Copy all of the material exactly. Pictures are not to appear in the copy.

STORED RECORDS —
== == ==

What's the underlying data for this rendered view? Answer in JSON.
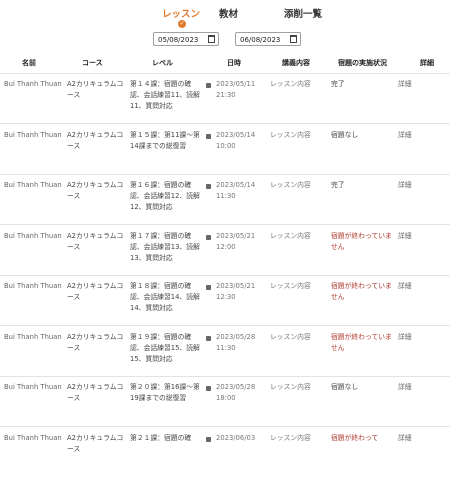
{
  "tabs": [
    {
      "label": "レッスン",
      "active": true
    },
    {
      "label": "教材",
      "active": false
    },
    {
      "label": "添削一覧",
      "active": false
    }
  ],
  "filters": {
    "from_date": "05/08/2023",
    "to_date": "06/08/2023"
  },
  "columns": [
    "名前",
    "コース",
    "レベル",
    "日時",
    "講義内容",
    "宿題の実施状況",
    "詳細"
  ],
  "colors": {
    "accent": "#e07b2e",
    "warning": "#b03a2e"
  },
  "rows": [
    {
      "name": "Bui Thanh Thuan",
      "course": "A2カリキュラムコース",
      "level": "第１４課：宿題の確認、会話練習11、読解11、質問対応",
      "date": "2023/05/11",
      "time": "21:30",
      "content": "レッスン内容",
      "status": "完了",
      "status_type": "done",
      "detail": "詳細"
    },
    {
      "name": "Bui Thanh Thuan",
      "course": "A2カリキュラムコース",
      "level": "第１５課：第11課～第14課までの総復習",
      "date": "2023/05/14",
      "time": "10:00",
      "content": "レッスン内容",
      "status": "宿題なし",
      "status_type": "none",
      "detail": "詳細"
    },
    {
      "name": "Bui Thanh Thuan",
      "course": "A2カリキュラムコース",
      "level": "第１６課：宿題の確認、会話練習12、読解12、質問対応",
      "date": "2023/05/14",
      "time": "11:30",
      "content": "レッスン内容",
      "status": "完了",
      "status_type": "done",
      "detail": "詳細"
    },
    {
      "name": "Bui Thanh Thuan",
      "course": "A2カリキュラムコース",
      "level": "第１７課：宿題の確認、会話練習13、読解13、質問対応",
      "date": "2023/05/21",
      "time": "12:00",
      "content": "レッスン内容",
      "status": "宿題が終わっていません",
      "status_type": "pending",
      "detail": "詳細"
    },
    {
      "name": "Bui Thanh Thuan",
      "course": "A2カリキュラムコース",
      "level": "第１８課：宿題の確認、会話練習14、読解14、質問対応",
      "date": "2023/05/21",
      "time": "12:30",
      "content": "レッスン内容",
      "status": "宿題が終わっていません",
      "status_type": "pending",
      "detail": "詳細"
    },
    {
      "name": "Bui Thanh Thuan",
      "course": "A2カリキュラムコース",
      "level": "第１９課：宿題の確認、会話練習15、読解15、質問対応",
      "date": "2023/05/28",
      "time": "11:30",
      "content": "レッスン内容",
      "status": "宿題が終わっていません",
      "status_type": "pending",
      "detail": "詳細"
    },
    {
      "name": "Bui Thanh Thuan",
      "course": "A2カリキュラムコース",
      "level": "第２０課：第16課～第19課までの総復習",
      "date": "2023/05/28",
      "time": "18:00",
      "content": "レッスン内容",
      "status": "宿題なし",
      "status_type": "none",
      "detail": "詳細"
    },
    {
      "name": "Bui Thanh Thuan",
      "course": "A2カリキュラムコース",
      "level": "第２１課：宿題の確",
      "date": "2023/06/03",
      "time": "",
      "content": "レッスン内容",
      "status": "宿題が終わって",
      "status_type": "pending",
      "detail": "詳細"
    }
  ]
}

== == ==

ANSWER BELOW —
What's the underlying data for this rendered view? Answer in JSON.
{
  "tabs": [
    {
      "label": "レッスン",
      "active": true
    },
    {
      "label": "教材",
      "active": false
    },
    {
      "label": "添削一覧",
      "active": false
    }
  ],
  "filters": {
    "from_date": "05/08/2023",
    "to_date": "06/08/2023"
  },
  "columns": [
    "名前",
    "コース",
    "レベル",
    "日時",
    "講義内容",
    "宿題の実施状況",
    "詳細"
  ],
  "colors": {
    "accent": "#e07b2e",
    "warning": "#b03a2e"
  },
  "rows": [
    {
      "name": "Bui Thanh Thuan",
      "course": "A2カリキュラムコース",
      "level": "第１４課：宿題の確認、会話練習11、読解11、質問対応",
      "date": "2023/05/11",
      "time": "21:30",
      "content": "レッスン内容",
      "status": "完了",
      "status_type": "done",
      "detail": "詳細"
    },
    {
      "name": "Bui Thanh Thuan",
      "course": "A2カリキュラムコース",
      "level": "第１５課：第11課～第14課までの総復習",
      "date": "2023/05/14",
      "time": "10:00",
      "content": "レッスン内容",
      "status": "宿題なし",
      "status_type": "none",
      "detail": "詳細"
    },
    {
      "name": "Bui Thanh Thuan",
      "course": "A2カリキュラムコース",
      "level": "第１６課：宿題の確認、会話練習12、読解12、質問対応",
      "date": "2023/05/14",
      "time": "11:30",
      "content": "レッスン内容",
      "status": "完了",
      "status_type": "done",
      "detail": "詳細"
    },
    {
      "name": "Bui Thanh Thuan",
      "course": "A2カリキュラムコース",
      "level": "第１７課：宿題の確認、会話練習13、読解13、質問対応",
      "date": "2023/05/21",
      "time": "12:00",
      "content": "レッスン内容",
      "status": "宿題が終わっていません",
      "status_type": "pending",
      "detail": "詳細"
    },
    {
      "name": "Bui Thanh Thuan",
      "course": "A2カリキュラムコース",
      "level": "第１８課：宿題の確認、会話練習14、読解14、質問対応",
      "date": "2023/05/21",
      "time": "12:30",
      "content": "レッスン内容",
      "status": "宿題が終わっていません",
      "status_type": "pending",
      "detail": "詳細"
    },
    {
      "name": "Bui Thanh Thuan",
      "course": "A2カリキュラムコース",
      "level": "第１９課：宿題の確認、会話練習15、読解15、質問対応",
      "date": "2023/05/28",
      "time": "11:30",
      "content": "レッスン内容",
      "status": "宿題が終わっていません",
      "status_type": "pending",
      "detail": "詳細"
    },
    {
      "name": "Bui Thanh Thuan",
      "course": "A2カリキュラムコース",
      "level": "第２０課：第16課～第19課までの総復習",
      "date": "2023/05/28",
      "time": "18:00",
      "content": "レッスン内容",
      "status": "宿題なし",
      "status_type": "none",
      "detail": "詳細"
    },
    {
      "name": "Bui Thanh Thuan",
      "course": "A2カリキュラムコース",
      "level": "第２１課：宿題の確",
      "date": "2023/06/03",
      "time": "",
      "content": "レッスン内容",
      "status": "宿題が終わって",
      "status_type": "pending",
      "detail": "詳細"
    }
  ]
}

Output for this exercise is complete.